Description of the task:
Leave every picture out and write out the records below exactly.

Data entries:
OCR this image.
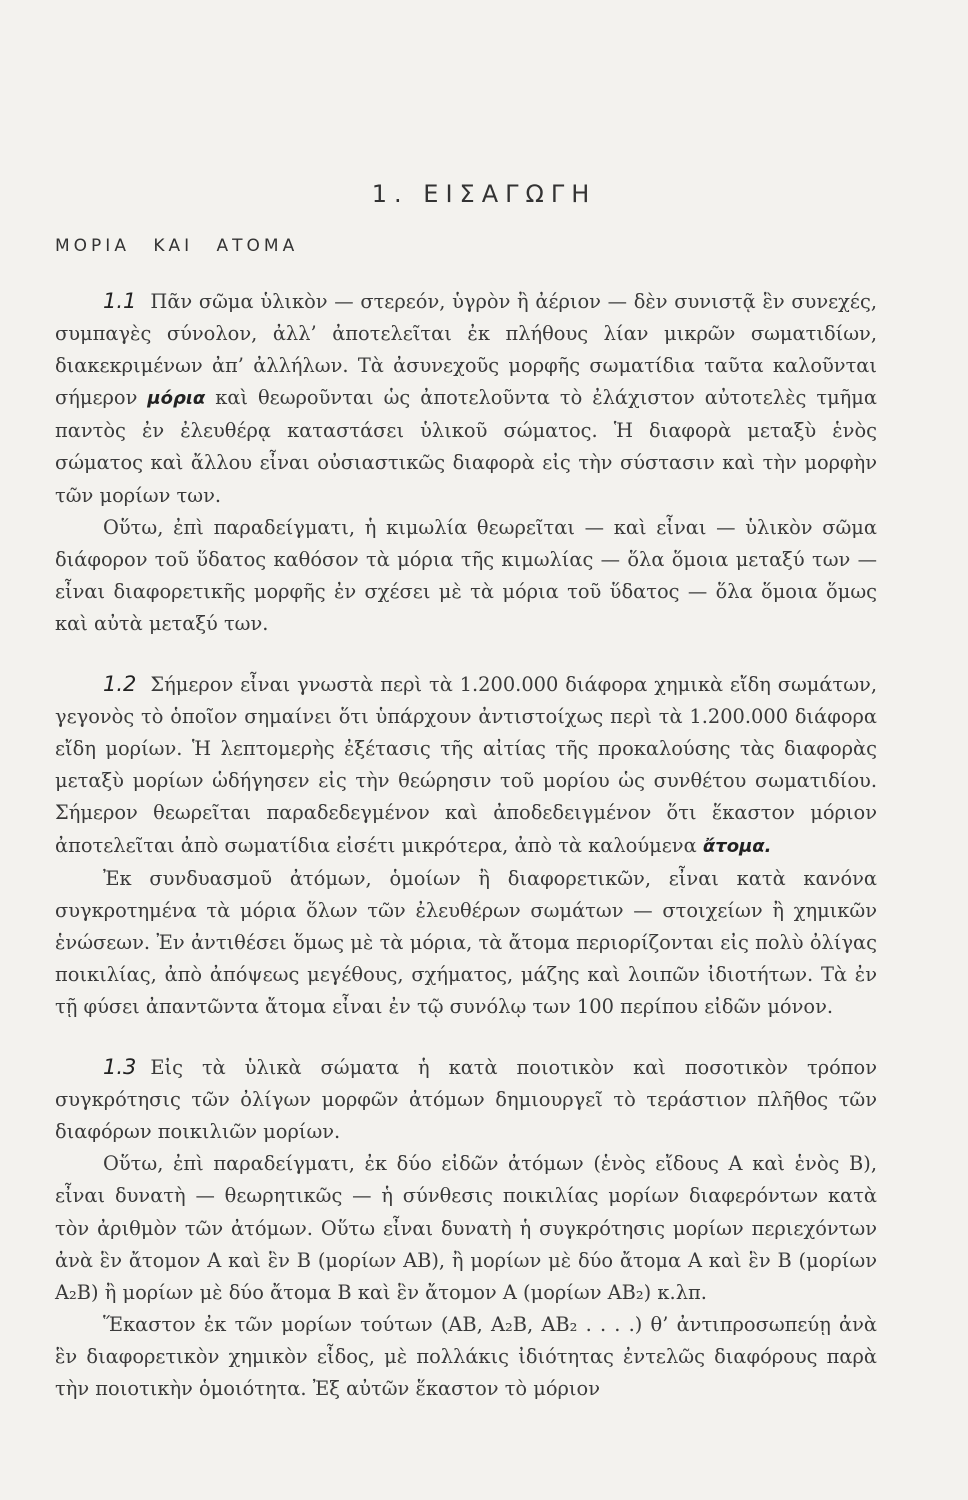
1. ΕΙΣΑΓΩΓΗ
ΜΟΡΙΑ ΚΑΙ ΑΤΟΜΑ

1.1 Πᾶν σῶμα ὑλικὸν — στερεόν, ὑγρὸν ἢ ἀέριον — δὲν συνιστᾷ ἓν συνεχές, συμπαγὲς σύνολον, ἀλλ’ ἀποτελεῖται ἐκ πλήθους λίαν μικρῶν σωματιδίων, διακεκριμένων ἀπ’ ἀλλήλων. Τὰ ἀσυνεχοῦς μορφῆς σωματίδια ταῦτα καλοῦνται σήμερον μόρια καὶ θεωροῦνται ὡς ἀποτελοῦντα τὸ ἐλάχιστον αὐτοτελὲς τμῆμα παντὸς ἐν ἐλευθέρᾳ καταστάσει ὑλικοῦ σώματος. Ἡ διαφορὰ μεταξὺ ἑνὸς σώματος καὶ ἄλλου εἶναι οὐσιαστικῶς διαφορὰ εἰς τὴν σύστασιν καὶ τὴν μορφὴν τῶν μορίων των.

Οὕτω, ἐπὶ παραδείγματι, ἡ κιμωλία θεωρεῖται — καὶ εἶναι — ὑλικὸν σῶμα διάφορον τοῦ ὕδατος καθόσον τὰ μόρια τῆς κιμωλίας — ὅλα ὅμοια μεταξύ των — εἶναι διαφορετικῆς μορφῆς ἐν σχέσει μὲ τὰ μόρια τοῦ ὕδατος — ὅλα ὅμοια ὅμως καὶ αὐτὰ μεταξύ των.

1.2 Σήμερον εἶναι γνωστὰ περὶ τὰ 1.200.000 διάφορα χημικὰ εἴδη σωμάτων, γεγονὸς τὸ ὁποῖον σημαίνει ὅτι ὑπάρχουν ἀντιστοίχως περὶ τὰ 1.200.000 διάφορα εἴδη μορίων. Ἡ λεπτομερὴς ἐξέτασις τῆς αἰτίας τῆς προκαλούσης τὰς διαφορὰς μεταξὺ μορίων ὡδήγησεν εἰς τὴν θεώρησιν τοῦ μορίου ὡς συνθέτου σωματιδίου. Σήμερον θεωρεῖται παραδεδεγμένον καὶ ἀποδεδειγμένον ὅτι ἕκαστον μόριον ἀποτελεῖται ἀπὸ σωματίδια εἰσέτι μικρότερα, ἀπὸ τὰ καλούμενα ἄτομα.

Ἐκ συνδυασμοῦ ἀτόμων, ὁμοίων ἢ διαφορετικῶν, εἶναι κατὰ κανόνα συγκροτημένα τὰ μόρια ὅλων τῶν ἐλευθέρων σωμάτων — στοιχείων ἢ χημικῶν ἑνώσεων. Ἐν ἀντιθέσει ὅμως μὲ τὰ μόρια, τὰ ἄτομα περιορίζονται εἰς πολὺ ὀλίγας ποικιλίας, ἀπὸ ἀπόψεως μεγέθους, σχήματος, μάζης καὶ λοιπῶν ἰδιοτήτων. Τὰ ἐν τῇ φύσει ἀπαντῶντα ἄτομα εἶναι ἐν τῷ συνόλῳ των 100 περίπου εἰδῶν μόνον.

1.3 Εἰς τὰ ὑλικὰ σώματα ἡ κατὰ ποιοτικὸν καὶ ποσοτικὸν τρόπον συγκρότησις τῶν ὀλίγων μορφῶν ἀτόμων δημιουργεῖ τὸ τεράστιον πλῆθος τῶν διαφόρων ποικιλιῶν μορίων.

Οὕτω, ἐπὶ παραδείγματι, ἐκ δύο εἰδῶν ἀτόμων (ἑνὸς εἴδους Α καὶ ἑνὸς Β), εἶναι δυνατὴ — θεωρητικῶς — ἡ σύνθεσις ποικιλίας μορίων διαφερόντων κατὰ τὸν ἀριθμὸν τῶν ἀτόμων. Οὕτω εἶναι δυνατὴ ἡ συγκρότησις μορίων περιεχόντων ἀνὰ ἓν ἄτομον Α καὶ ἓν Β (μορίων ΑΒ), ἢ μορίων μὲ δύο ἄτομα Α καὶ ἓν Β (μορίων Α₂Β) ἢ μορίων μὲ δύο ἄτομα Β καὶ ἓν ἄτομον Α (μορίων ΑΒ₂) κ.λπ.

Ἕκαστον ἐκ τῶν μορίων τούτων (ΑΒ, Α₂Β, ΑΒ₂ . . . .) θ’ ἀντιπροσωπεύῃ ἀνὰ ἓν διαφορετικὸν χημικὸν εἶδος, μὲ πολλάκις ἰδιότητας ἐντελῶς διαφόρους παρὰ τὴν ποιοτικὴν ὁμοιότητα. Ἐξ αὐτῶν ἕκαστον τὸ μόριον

Answer:
OCR this image.
1. ΕΙΣΑΓΩΓΗ
ΜΟΡΙΑ ΚΑΙ ΑΤΟΜΑ

1.1 Πᾶν σῶμα ὑλικὸν — στερεόν, ὑγρὸν ἢ ἀέριον — δὲν συνιστᾷ ἓν συνεχές, συμπαγὲς σύνολον, ἀλλ’ ἀποτελεῖται ἐκ πλήθους λίαν μικρῶν σωματιδίων, διακεκριμένων ἀπ’ ἀλλήλων. Τὰ ἀσυνεχοῦς μορφῆς σωματίδια ταῦτα καλοῦνται σήμερον μόρια καὶ θεωροῦνται ὡς ἀποτελοῦντα τὸ ἐλάχιστον αὐτοτελὲς τμῆμα παντὸς ἐν ἐλευθέρᾳ καταστάσει ὑλικοῦ σώματος. Ἡ διαφορὰ μεταξὺ ἑνὸς σώματος καὶ ἄλλου εἶναι οὐσιαστικῶς διαφορὰ εἰς τὴν σύστασιν καὶ τὴν μορφὴν τῶν μορίων των.

Οὕτω, ἐπὶ παραδείγματι, ἡ κιμωλία θεωρεῖται — καὶ εἶναι — ὑλικὸν σῶμα διάφορον τοῦ ὕδατος καθόσον τὰ μόρια τῆς κιμωλίας — ὅλα ὅμοια μεταξύ των — εἶναι διαφορετικῆς μορφῆς ἐν σχέσει μὲ τὰ μόρια τοῦ ὕδατος — ὅλα ὅμοια ὅμως καὶ αὐτὰ μεταξύ των.

1.2 Σήμερον εἶναι γνωστὰ περὶ τὰ 1.200.000 διάφορα χημικὰ εἴδη σωμάτων, γεγονὸς τὸ ὁποῖον σημαίνει ὅτι ὑπάρχουν ἀντιστοίχως περὶ τὰ 1.200.000 διάφορα εἴδη μορίων. Ἡ λεπτομερὴς ἐξέτασις τῆς αἰτίας τῆς προκαλούσης τὰς διαφορὰς μεταξὺ μορίων ὡδήγησεν εἰς τὴν θεώρησιν τοῦ μορίου ὡς συνθέτου σωματιδίου. Σήμερον θεωρεῖται παραδεδεγμένον καὶ ἀποδεδειγμένον ὅτι ἕκαστον μόριον ἀποτελεῖται ἀπὸ σωματίδια εἰσέτι μικρότερα, ἀπὸ τὰ καλούμενα ἄτομα.

Ἐκ συνδυασμοῦ ἀτόμων, ὁμοίων ἢ διαφορετικῶν, εἶναι κατὰ κανόνα συγκροτημένα τὰ μόρια ὅλων τῶν ἐλευθέρων σωμάτων — στοιχείων ἢ χημικῶν ἑνώσεων. Ἐν ἀντιθέσει ὅμως μὲ τὰ μόρια, τὰ ἄτομα περιορίζονται εἰς πολὺ ὀλίγας ποικιλίας, ἀπὸ ἀπόψεως μεγέθους, σχήματος, μάζης καὶ λοιπῶν ἰδιοτήτων. Τὰ ἐν τῇ φύσει ἀπαντῶντα ἄτομα εἶναι ἐν τῷ συνόλῳ των 100 περίπου εἰδῶν μόνον.

1.3 Εἰς τὰ ὑλικὰ σώματα ἡ κατὰ ποιοτικὸν καὶ ποσοτικὸν τρόπον συγκρότησις τῶν ὀλίγων μορφῶν ἀτόμων δημιουργεῖ τὸ τεράστιον πλῆθος τῶν διαφόρων ποικιλιῶν μορίων.

Οὕτω, ἐπὶ παραδείγματι, ἐκ δύο εἰδῶν ἀτόμων (ἑνὸς εἴδους Α καὶ ἑνὸς Β), εἶναι δυνατὴ — θεωρητικῶς — ἡ σύνθεσις ποικιλίας μορίων διαφερόντων κατὰ τὸν ἀριθμὸν τῶν ἀτόμων. Οὕτω εἶναι δυνατὴ ἡ συγκρότησις μορίων περιεχόντων ἀνὰ ἓν ἄτομον Α καὶ ἓν Β (μορίων ΑΒ), ἢ μορίων μὲ δύο ἄτομα Α καὶ ἓν Β (μορίων Α₂Β) ἢ μορίων μὲ δύο ἄτομα Β καὶ ἓν ἄτομον Α (μορίων ΑΒ₂) κ.λπ.

Ἕκαστον ἐκ τῶν μορίων τούτων (ΑΒ, Α₂Β, ΑΒ₂ . . . .) θ’ ἀντιπροσωπεύῃ ἀνὰ ἓν διαφορετικὸν χημικὸν εἶδος, μὲ πολλάκις ἰδιότητας ἐντελῶς διαφόρους παρὰ τὴν ποιοτικὴν ὁμοιότητα. Ἐξ αὐτῶν ἕκαστον τὸ μόριον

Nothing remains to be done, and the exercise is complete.